== Goal ==
Transcribe all of the records word for word, but omit the pictures.

== Input ==
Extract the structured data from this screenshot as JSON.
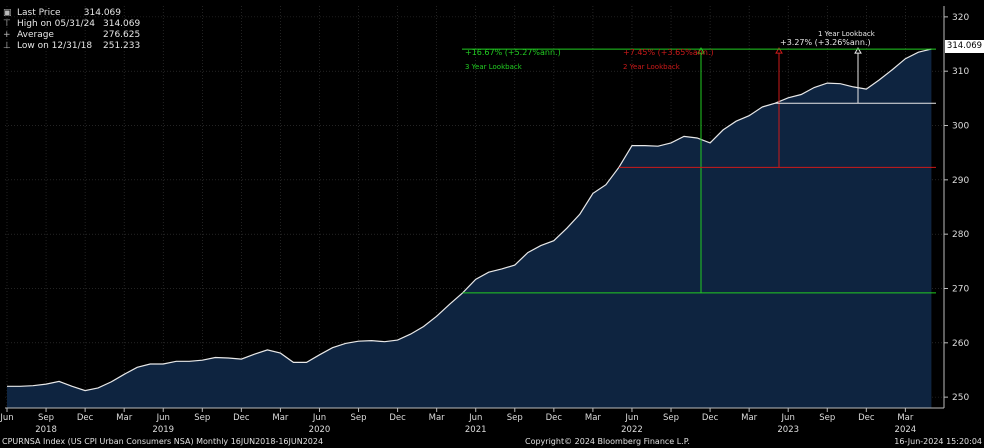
{
  "legend": {
    "title": "Last Price",
    "title_value": "314.069",
    "rows": [
      {
        "label": "High on 05/31/24",
        "value": "314.069"
      },
      {
        "label": "Average",
        "value": "276.625"
      },
      {
        "label": "Low on 12/31/18",
        "value": "251.233"
      }
    ]
  },
  "last_price_box": "314.069",
  "annotations": {
    "three_year_pct": "+16.67% (+5.27%ann.)",
    "three_year_label": "3 Year Lookback",
    "two_year_pct": "+7.45% (+3.65%ann.)",
    "two_year_label": "2 Year Lookback",
    "one_year_pct": "+3.27% (+3.26%ann.)",
    "one_year_label": "1 Year Lookback"
  },
  "footer": {
    "left": "CPURNSA Index (US CPI Urban Consumers NSA)  Monthly 16JUN2018-16JUN2024",
    "center": "Copyright© 2024 Bloomberg Finance L.P.",
    "right": "16-Jun-2024 15:20:04"
  },
  "colors": {
    "background": "#000000",
    "area_fill": "#0e2440",
    "line": "#e8e8e8",
    "three_year": "#22cc22",
    "two_year": "#cc1a1a",
    "one_year": "#e8e8e8",
    "grid": "#3a3a3a"
  },
  "chart_data": {
    "type": "area",
    "title": "",
    "xlabel": "",
    "ylabel": "",
    "ylim": [
      248,
      322
    ],
    "y_ticks": [
      250,
      260,
      270,
      280,
      290,
      300,
      310,
      320
    ],
    "grid": true,
    "legend_position": "top-left",
    "x_tick_labels": [
      "Jun",
      "Sep",
      "Dec",
      "Mar",
      "Jun",
      "Sep",
      "Dec",
      "Mar",
      "Jun",
      "Sep",
      "Dec",
      "Mar",
      "Jun",
      "Sep",
      "Dec",
      "Mar",
      "Jun",
      "Sep",
      "Dec",
      "Mar",
      "Jun",
      "Sep",
      "Dec",
      "Mar"
    ],
    "x_year_labels": [
      {
        "label": "2018",
        "month": "2018-09"
      },
      {
        "label": "2019",
        "month": "2019-06"
      },
      {
        "label": "2020",
        "month": "2020-06"
      },
      {
        "label": "2021",
        "month": "2021-06"
      },
      {
        "label": "2022",
        "month": "2022-06"
      },
      {
        "label": "2023",
        "month": "2023-06"
      },
      {
        "label": "2024",
        "month": "2024-03"
      }
    ],
    "series": [
      {
        "name": "Last Price",
        "x": [
          "2018-06",
          "2018-07",
          "2018-08",
          "2018-09",
          "2018-10",
          "2018-11",
          "2018-12",
          "2019-01",
          "2019-02",
          "2019-03",
          "2019-04",
          "2019-05",
          "2019-06",
          "2019-07",
          "2019-08",
          "2019-09",
          "2019-10",
          "2019-11",
          "2019-12",
          "2020-01",
          "2020-02",
          "2020-03",
          "2020-04",
          "2020-05",
          "2020-06",
          "2020-07",
          "2020-08",
          "2020-09",
          "2020-10",
          "2020-11",
          "2020-12",
          "2021-01",
          "2021-02",
          "2021-03",
          "2021-04",
          "2021-05",
          "2021-06",
          "2021-07",
          "2021-08",
          "2021-09",
          "2021-10",
          "2021-11",
          "2021-12",
          "2022-01",
          "2022-02",
          "2022-03",
          "2022-04",
          "2022-05",
          "2022-06",
          "2022-07",
          "2022-08",
          "2022-09",
          "2022-10",
          "2022-11",
          "2022-12",
          "2023-01",
          "2023-02",
          "2023-03",
          "2023-04",
          "2023-05",
          "2023-06",
          "2023-07",
          "2023-08",
          "2023-09",
          "2023-10",
          "2023-11",
          "2023-12",
          "2024-01",
          "2024-02",
          "2024-03",
          "2024-04",
          "2024-05"
        ],
        "values": [
          252.0,
          252.0,
          252.1,
          252.4,
          252.9,
          252.0,
          251.2,
          251.7,
          252.8,
          254.2,
          255.5,
          256.1,
          256.1,
          256.6,
          256.6,
          256.8,
          257.3,
          257.2,
          257.0,
          257.9,
          258.7,
          258.1,
          256.4,
          256.4,
          257.8,
          259.1,
          259.9,
          260.3,
          260.4,
          260.2,
          260.5,
          261.6,
          263.0,
          264.9,
          267.1,
          269.2,
          271.7,
          273.0,
          273.6,
          274.3,
          276.6,
          277.9,
          278.8,
          281.1,
          283.7,
          287.5,
          289.1,
          292.3,
          296.3,
          296.3,
          296.2,
          296.8,
          298.0,
          297.7,
          296.8,
          299.2,
          300.8,
          301.8,
          303.4,
          304.1,
          305.1,
          305.7,
          307.0,
          307.8,
          307.7,
          307.1,
          306.7,
          308.4,
          310.3,
          312.3,
          313.5,
          314.069
        ]
      }
    ],
    "lookbacks": [
      {
        "label": "3 Year Lookback",
        "from": "2021-05",
        "from_value": 269.2,
        "to_value": 314.069,
        "change": "+16.67% (+5.27%ann.)"
      },
      {
        "label": "2 Year Lookback",
        "from": "2022-05",
        "from_value": 292.3,
        "to_value": 314.069,
        "change": "+7.45% (+3.65%ann.)"
      },
      {
        "label": "1 Year Lookback",
        "from": "2023-05",
        "from_value": 304.1,
        "to_value": 314.069,
        "change": "+3.27% (+3.26%ann.)"
      }
    ]
  }
}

== Solution to the exercise ==
Extract the structured data from this screenshot as JSON.
{
  "legend": {
    "title": "Last Price",
    "title_value": "314.069",
    "rows": [
      {
        "label": "High on 05/31/24",
        "value": "314.069"
      },
      {
        "label": "Average",
        "value": "276.625"
      },
      {
        "label": "Low on 12/31/18",
        "value": "251.233"
      }
    ]
  },
  "last_price_box": "314.069",
  "annotations": {
    "three_year_pct": "+16.67% (+5.27%ann.)",
    "three_year_label": "3 Year Lookback",
    "two_year_pct": "+7.45% (+3.65%ann.)",
    "two_year_label": "2 Year Lookback",
    "one_year_pct": "+3.27% (+3.26%ann.)",
    "one_year_label": "1 Year Lookback"
  },
  "footer": {
    "left": "CPURNSA Index (US CPI Urban Consumers NSA)  Monthly 16JUN2018-16JUN2024",
    "center": "Copyright© 2024 Bloomberg Finance L.P.",
    "right": "16-Jun-2024 15:20:04"
  },
  "colors": {
    "background": "#000000",
    "area_fill": "#0e2440",
    "line": "#e8e8e8",
    "three_year": "#22cc22",
    "two_year": "#cc1a1a",
    "one_year": "#e8e8e8",
    "grid": "#3a3a3a"
  },
  "chart_data": {
    "type": "area",
    "title": "",
    "xlabel": "",
    "ylabel": "",
    "ylim": [
      248,
      322
    ],
    "y_ticks": [
      250,
      260,
      270,
      280,
      290,
      300,
      310,
      320
    ],
    "grid": true,
    "legend_position": "top-left",
    "x_tick_labels": [
      "Jun",
      "Sep",
      "Dec",
      "Mar",
      "Jun",
      "Sep",
      "Dec",
      "Mar",
      "Jun",
      "Sep",
      "Dec",
      "Mar",
      "Jun",
      "Sep",
      "Dec",
      "Mar",
      "Jun",
      "Sep",
      "Dec",
      "Mar",
      "Jun",
      "Sep",
      "Dec",
      "Mar"
    ],
    "x_year_labels": [
      {
        "label": "2018",
        "month": "2018-09"
      },
      {
        "label": "2019",
        "month": "2019-06"
      },
      {
        "label": "2020",
        "month": "2020-06"
      },
      {
        "label": "2021",
        "month": "2021-06"
      },
      {
        "label": "2022",
        "month": "2022-06"
      },
      {
        "label": "2023",
        "month": "2023-06"
      },
      {
        "label": "2024",
        "month": "2024-03"
      }
    ],
    "series": [
      {
        "name": "Last Price",
        "x": [
          "2018-06",
          "2018-07",
          "2018-08",
          "2018-09",
          "2018-10",
          "2018-11",
          "2018-12",
          "2019-01",
          "2019-02",
          "2019-03",
          "2019-04",
          "2019-05",
          "2019-06",
          "2019-07",
          "2019-08",
          "2019-09",
          "2019-10",
          "2019-11",
          "2019-12",
          "2020-01",
          "2020-02",
          "2020-03",
          "2020-04",
          "2020-05",
          "2020-06",
          "2020-07",
          "2020-08",
          "2020-09",
          "2020-10",
          "2020-11",
          "2020-12",
          "2021-01",
          "2021-02",
          "2021-03",
          "2021-04",
          "2021-05",
          "2021-06",
          "2021-07",
          "2021-08",
          "2021-09",
          "2021-10",
          "2021-11",
          "2021-12",
          "2022-01",
          "2022-02",
          "2022-03",
          "2022-04",
          "2022-05",
          "2022-06",
          "2022-07",
          "2022-08",
          "2022-09",
          "2022-10",
          "2022-11",
          "2022-12",
          "2023-01",
          "2023-02",
          "2023-03",
          "2023-04",
          "2023-05",
          "2023-06",
          "2023-07",
          "2023-08",
          "2023-09",
          "2023-10",
          "2023-11",
          "2023-12",
          "2024-01",
          "2024-02",
          "2024-03",
          "2024-04",
          "2024-05"
        ],
        "values": [
          252.0,
          252.0,
          252.1,
          252.4,
          252.9,
          252.0,
          251.2,
          251.7,
          252.8,
          254.2,
          255.5,
          256.1,
          256.1,
          256.6,
          256.6,
          256.8,
          257.3,
          257.2,
          257.0,
          257.9,
          258.7,
          258.1,
          256.4,
          256.4,
          257.8,
          259.1,
          259.9,
          260.3,
          260.4,
          260.2,
          260.5,
          261.6,
          263.0,
          264.9,
          267.1,
          269.2,
          271.7,
          273.0,
          273.6,
          274.3,
          276.6,
          277.9,
          278.8,
          281.1,
          283.7,
          287.5,
          289.1,
          292.3,
          296.3,
          296.3,
          296.2,
          296.8,
          298.0,
          297.7,
          296.8,
          299.2,
          300.8,
          301.8,
          303.4,
          304.1,
          305.1,
          305.7,
          307.0,
          307.8,
          307.7,
          307.1,
          306.7,
          308.4,
          310.3,
          312.3,
          313.5,
          314.069
        ]
      }
    ],
    "lookbacks": [
      {
        "label": "3 Year Lookback",
        "from": "2021-05",
        "from_value": 269.2,
        "to_value": 314.069,
        "change": "+16.67% (+5.27%ann.)"
      },
      {
        "label": "2 Year Lookback",
        "from": "2022-05",
        "from_value": 292.3,
        "to_value": 314.069,
        "change": "+7.45% (+3.65%ann.)"
      },
      {
        "label": "1 Year Lookback",
        "from": "2023-05",
        "from_value": 304.1,
        "to_value": 314.069,
        "change": "+3.27% (+3.26%ann.)"
      }
    ]
  }
}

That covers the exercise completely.